Below is a listing; reproduce each line of it exactly.

# Extracted entries start

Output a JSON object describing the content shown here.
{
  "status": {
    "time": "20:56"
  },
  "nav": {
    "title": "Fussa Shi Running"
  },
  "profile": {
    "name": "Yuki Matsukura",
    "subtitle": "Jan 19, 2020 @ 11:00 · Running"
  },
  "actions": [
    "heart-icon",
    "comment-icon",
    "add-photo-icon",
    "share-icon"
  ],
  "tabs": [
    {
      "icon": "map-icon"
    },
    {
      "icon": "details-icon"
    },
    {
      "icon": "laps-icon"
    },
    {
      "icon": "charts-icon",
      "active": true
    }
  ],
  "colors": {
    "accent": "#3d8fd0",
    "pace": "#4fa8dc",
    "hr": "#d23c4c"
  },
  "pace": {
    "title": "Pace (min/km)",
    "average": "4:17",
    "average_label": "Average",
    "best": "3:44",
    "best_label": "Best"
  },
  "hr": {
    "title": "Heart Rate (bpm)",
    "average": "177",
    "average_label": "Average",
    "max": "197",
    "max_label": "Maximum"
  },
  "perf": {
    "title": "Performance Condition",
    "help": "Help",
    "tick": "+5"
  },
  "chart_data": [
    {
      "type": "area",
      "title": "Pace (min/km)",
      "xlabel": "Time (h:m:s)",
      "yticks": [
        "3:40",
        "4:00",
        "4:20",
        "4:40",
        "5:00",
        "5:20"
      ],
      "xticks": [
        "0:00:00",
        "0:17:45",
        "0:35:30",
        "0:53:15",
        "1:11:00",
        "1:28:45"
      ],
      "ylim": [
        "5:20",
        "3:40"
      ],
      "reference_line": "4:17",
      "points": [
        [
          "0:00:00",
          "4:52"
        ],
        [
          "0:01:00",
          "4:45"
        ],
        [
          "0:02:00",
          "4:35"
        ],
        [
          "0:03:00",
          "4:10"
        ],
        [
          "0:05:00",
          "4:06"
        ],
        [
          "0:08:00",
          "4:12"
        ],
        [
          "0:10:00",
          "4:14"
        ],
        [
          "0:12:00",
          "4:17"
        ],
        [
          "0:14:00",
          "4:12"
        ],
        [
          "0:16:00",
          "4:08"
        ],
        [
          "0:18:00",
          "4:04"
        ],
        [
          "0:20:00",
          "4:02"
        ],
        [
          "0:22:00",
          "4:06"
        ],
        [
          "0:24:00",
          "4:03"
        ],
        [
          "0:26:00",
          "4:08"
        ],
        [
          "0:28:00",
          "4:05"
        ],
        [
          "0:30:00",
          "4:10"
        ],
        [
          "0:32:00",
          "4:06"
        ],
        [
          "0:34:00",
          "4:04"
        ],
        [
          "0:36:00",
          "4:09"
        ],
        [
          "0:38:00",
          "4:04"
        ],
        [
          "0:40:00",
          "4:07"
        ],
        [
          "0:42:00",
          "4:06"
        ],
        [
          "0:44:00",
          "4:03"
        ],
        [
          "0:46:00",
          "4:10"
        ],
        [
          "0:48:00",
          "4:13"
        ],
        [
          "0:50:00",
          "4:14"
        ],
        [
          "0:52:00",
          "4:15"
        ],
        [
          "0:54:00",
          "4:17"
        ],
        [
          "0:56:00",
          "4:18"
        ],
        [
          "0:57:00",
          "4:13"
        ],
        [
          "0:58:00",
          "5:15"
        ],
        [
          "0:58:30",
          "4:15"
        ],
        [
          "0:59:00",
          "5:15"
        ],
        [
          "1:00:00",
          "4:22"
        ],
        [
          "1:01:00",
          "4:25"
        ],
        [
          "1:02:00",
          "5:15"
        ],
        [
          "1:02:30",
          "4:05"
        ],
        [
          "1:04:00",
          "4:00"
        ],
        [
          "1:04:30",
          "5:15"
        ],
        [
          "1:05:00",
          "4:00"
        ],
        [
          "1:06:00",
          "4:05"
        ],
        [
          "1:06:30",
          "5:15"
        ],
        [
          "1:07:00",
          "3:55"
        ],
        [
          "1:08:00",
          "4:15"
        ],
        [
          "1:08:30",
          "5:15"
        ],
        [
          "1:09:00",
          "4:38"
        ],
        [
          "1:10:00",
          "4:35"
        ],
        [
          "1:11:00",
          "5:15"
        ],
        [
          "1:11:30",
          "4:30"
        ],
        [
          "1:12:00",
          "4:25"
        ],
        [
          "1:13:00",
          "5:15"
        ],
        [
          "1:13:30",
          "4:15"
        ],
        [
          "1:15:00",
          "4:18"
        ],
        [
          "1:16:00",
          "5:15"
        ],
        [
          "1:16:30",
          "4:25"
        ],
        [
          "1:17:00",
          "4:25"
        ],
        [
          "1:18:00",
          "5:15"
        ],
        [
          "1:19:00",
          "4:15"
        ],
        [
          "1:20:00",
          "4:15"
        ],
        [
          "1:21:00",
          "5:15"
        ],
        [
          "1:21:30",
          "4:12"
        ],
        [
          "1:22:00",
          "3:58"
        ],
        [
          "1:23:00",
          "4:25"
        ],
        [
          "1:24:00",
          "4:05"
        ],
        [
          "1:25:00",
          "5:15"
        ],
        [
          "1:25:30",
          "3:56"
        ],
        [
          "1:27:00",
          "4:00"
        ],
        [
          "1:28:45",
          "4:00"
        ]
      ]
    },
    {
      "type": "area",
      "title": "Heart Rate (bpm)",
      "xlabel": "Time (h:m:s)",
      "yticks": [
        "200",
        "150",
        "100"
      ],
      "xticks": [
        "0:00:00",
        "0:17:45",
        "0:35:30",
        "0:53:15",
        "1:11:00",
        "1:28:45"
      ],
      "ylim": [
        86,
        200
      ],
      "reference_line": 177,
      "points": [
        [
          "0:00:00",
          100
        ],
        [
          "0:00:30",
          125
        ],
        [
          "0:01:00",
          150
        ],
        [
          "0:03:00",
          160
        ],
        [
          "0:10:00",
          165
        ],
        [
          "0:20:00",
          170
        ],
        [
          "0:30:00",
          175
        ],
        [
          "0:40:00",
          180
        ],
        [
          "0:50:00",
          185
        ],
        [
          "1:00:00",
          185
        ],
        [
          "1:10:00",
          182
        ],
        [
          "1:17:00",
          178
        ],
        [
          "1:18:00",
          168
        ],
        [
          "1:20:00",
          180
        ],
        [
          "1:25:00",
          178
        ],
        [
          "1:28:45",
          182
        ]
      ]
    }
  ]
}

# Extracted entries end

■ **The result**
Output a JSON object describing the content shown here.
{
  "status": {
    "time": "20:56"
  },
  "nav": {
    "title": "Fussa Shi Running"
  },
  "profile": {
    "name": "Yuki Matsukura",
    "subtitle": "Jan 19, 2020 @ 11:00 · Running"
  },
  "actions": [
    "heart-icon",
    "comment-icon",
    "add-photo-icon",
    "share-icon"
  ],
  "tabs": [
    {
      "icon": "map-icon"
    },
    {
      "icon": "details-icon"
    },
    {
      "icon": "laps-icon"
    },
    {
      "icon": "charts-icon",
      "active": true
    }
  ],
  "colors": {
    "accent": "#3d8fd0",
    "pace": "#4fa8dc",
    "hr": "#d23c4c"
  },
  "pace": {
    "title": "Pace (min/km)",
    "average": "4:17",
    "average_label": "Average",
    "best": "3:44",
    "best_label": "Best"
  },
  "hr": {
    "title": "Heart Rate (bpm)",
    "average": "177",
    "average_label": "Average",
    "max": "197",
    "max_label": "Maximum"
  },
  "perf": {
    "title": "Performance Condition",
    "help": "Help",
    "tick": "+5"
  },
  "chart_data": [
    {
      "type": "area",
      "title": "Pace (min/km)",
      "xlabel": "Time (h:m:s)",
      "yticks": [
        "3:40",
        "4:00",
        "4:20",
        "4:40",
        "5:00",
        "5:20"
      ],
      "xticks": [
        "0:00:00",
        "0:17:45",
        "0:35:30",
        "0:53:15",
        "1:11:00",
        "1:28:45"
      ],
      "ylim": [
        "5:20",
        "3:40"
      ],
      "reference_line": "4:17",
      "points": [
        [
          "0:00:00",
          "4:52"
        ],
        [
          "0:01:00",
          "4:45"
        ],
        [
          "0:02:00",
          "4:35"
        ],
        [
          "0:03:00",
          "4:10"
        ],
        [
          "0:05:00",
          "4:06"
        ],
        [
          "0:08:00",
          "4:12"
        ],
        [
          "0:10:00",
          "4:14"
        ],
        [
          "0:12:00",
          "4:17"
        ],
        [
          "0:14:00",
          "4:12"
        ],
        [
          "0:16:00",
          "4:08"
        ],
        [
          "0:18:00",
          "4:04"
        ],
        [
          "0:20:00",
          "4:02"
        ],
        [
          "0:22:00",
          "4:06"
        ],
        [
          "0:24:00",
          "4:03"
        ],
        [
          "0:26:00",
          "4:08"
        ],
        [
          "0:28:00",
          "4:05"
        ],
        [
          "0:30:00",
          "4:10"
        ],
        [
          "0:32:00",
          "4:06"
        ],
        [
          "0:34:00",
          "4:04"
        ],
        [
          "0:36:00",
          "4:09"
        ],
        [
          "0:38:00",
          "4:04"
        ],
        [
          "0:40:00",
          "4:07"
        ],
        [
          "0:42:00",
          "4:06"
        ],
        [
          "0:44:00",
          "4:03"
        ],
        [
          "0:46:00",
          "4:10"
        ],
        [
          "0:48:00",
          "4:13"
        ],
        [
          "0:50:00",
          "4:14"
        ],
        [
          "0:52:00",
          "4:15"
        ],
        [
          "0:54:00",
          "4:17"
        ],
        [
          "0:56:00",
          "4:18"
        ],
        [
          "0:57:00",
          "4:13"
        ],
        [
          "0:58:00",
          "5:15"
        ],
        [
          "0:58:30",
          "4:15"
        ],
        [
          "0:59:00",
          "5:15"
        ],
        [
          "1:00:00",
          "4:22"
        ],
        [
          "1:01:00",
          "4:25"
        ],
        [
          "1:02:00",
          "5:15"
        ],
        [
          "1:02:30",
          "4:05"
        ],
        [
          "1:04:00",
          "4:00"
        ],
        [
          "1:04:30",
          "5:15"
        ],
        [
          "1:05:00",
          "4:00"
        ],
        [
          "1:06:00",
          "4:05"
        ],
        [
          "1:06:30",
          "5:15"
        ],
        [
          "1:07:00",
          "3:55"
        ],
        [
          "1:08:00",
          "4:15"
        ],
        [
          "1:08:30",
          "5:15"
        ],
        [
          "1:09:00",
          "4:38"
        ],
        [
          "1:10:00",
          "4:35"
        ],
        [
          "1:11:00",
          "5:15"
        ],
        [
          "1:11:30",
          "4:30"
        ],
        [
          "1:12:00",
          "4:25"
        ],
        [
          "1:13:00",
          "5:15"
        ],
        [
          "1:13:30",
          "4:15"
        ],
        [
          "1:15:00",
          "4:18"
        ],
        [
          "1:16:00",
          "5:15"
        ],
        [
          "1:16:30",
          "4:25"
        ],
        [
          "1:17:00",
          "4:25"
        ],
        [
          "1:18:00",
          "5:15"
        ],
        [
          "1:19:00",
          "4:15"
        ],
        [
          "1:20:00",
          "4:15"
        ],
        [
          "1:21:00",
          "5:15"
        ],
        [
          "1:21:30",
          "4:12"
        ],
        [
          "1:22:00",
          "3:58"
        ],
        [
          "1:23:00",
          "4:25"
        ],
        [
          "1:24:00",
          "4:05"
        ],
        [
          "1:25:00",
          "5:15"
        ],
        [
          "1:25:30",
          "3:56"
        ],
        [
          "1:27:00",
          "4:00"
        ],
        [
          "1:28:45",
          "4:00"
        ]
      ]
    },
    {
      "type": "area",
      "title": "Heart Rate (bpm)",
      "xlabel": "Time (h:m:s)",
      "yticks": [
        "200",
        "150",
        "100"
      ],
      "xticks": [
        "0:00:00",
        "0:17:45",
        "0:35:30",
        "0:53:15",
        "1:11:00",
        "1:28:45"
      ],
      "ylim": [
        86,
        200
      ],
      "reference_line": 177,
      "points": [
        [
          "0:00:00",
          100
        ],
        [
          "0:00:30",
          125
        ],
        [
          "0:01:00",
          150
        ],
        [
          "0:03:00",
          160
        ],
        [
          "0:10:00",
          165
        ],
        [
          "0:20:00",
          170
        ],
        [
          "0:30:00",
          175
        ],
        [
          "0:40:00",
          180
        ],
        [
          "0:50:00",
          185
        ],
        [
          "1:00:00",
          185
        ],
        [
          "1:10:00",
          182
        ],
        [
          "1:17:00",
          178
        ],
        [
          "1:18:00",
          168
        ],
        [
          "1:20:00",
          180
        ],
        [
          "1:25:00",
          178
        ],
        [
          "1:28:45",
          182
        ]
      ]
    }
  ]
}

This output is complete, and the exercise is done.